Print the data exactly as it is given, please.

Records shown:
+ + + +
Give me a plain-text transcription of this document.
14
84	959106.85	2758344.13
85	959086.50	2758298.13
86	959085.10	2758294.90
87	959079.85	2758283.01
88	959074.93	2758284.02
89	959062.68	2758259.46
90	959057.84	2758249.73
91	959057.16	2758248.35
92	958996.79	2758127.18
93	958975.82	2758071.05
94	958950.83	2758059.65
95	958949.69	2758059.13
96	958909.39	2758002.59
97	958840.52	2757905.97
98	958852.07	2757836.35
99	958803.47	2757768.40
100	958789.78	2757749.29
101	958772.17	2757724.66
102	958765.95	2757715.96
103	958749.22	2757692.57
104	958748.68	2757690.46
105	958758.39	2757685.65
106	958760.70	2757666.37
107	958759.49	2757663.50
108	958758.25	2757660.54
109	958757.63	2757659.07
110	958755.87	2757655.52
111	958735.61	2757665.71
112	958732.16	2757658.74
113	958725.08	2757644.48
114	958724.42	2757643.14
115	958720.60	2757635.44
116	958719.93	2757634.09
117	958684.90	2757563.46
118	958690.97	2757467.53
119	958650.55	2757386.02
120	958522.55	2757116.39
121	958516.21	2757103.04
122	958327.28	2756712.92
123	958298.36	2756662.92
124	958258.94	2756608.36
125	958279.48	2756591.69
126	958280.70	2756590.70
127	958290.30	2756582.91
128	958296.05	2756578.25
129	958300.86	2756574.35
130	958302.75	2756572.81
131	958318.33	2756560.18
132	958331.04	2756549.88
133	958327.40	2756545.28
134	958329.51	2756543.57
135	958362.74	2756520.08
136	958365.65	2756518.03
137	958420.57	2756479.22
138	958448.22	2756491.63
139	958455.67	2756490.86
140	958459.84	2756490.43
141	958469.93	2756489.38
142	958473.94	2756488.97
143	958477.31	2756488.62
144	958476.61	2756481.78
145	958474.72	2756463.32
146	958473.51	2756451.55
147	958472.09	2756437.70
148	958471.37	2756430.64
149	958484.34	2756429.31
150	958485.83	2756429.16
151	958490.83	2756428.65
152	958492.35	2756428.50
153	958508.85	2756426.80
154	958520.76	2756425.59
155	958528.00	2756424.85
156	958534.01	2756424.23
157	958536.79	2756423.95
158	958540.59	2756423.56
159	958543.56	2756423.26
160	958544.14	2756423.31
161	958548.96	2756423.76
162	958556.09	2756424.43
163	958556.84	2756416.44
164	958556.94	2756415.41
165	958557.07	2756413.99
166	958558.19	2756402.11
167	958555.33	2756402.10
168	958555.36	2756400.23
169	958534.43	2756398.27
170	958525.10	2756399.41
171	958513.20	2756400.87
+ + + +
Result for this exercise:
Give me a plain-text transcription of this document.
14
84	959106.85	2758344.13
85	959086.50	2758298.13
86	959085.10	2758294.90
87	959079.85	2758283.01
88	959074.93	2758284.02
89	959062.68	2758259.46
90	959057.84	2758249.73
91	959057.16	2758248.35
92	958996.79	2758127.18
93	958975.82	2758071.05
94	958950.83	2758059.65
95	958949.69	2758059.13
96	958909.39	2758002.59
97	958840.52	2757905.97
98	958852.07	2757836.35
99	958803.47	2757768.40
100	958789.78	2757749.29
101	958772.17	2757724.66
102	958765.95	2757715.96
103	958749.22	2757692.57
104	958748.68	2757690.46
105	958758.39	2757685.65
106	958760.70	2757666.37
107	958759.49	2757663.50
108	958758.25	2757660.54
109	958757.63	2757659.07
110	958755.87	2757655.52
111	958735.61	2757665.71
112	958732.16	2757658.74
113	958725.08	2757644.48
114	958724.42	2757643.14
115	958720.60	2757635.44
116	958719.93	2757634.09
117	958684.90	2757563.46
118	958690.97	2757467.53
119	958650.55	2757386.02
120	958522.55	2757116.39
121	958516.21	2757103.04
122	958327.28	2756712.92
123	958298.36	2756662.92
124	958258.94	2756608.36
125	958279.48	2756591.69
126	958280.70	2756590.70
127	958290.30	2756582.91
128	958296.05	2756578.25
129	958300.86	2756574.35
130	958302.75	2756572.81
131	958318.33	2756560.18
132	958331.04	2756549.88
133	958327.40	2756545.28
134	958329.51	2756543.57
135	958362.74	2756520.08
136	958365.65	2756518.03
137	958420.57	2756479.22
138	958448.22	2756491.63
139	958455.67	2756490.86
140	958459.84	2756490.43
141	958469.93	2756489.38
142	958473.94	2756488.97
143	958477.31	2756488.62
144	958476.61	2756481.78
145	958474.72	2756463.32
146	958473.51	2756451.55
147	958472.09	2756437.70
148	958471.37	2756430.64
149	958484.34	2756429.31
150	958485.83	2756429.16
151	958490.83	2756428.65
152	958492.35	2756428.50
153	958508.85	2756426.80
154	958520.76	2756425.59
155	958528.00	2756424.85
156	958534.01	2756424.23
157	958536.79	2756423.95
158	958540.59	2756423.56
159	958543.56	2756423.26
160	958544.14	2756423.31
161	958548.96	2756423.76
162	958556.09	2756424.43
163	958556.84	2756416.44
164	958556.94	2756415.41
165	958557.07	2756413.99
166	958558.19	2756402.11
167	958555.33	2756402.10
168	958555.36	2756400.23
169	958534.43	2756398.27
170	958525.10	2756399.41
171	958513.20	2756400.87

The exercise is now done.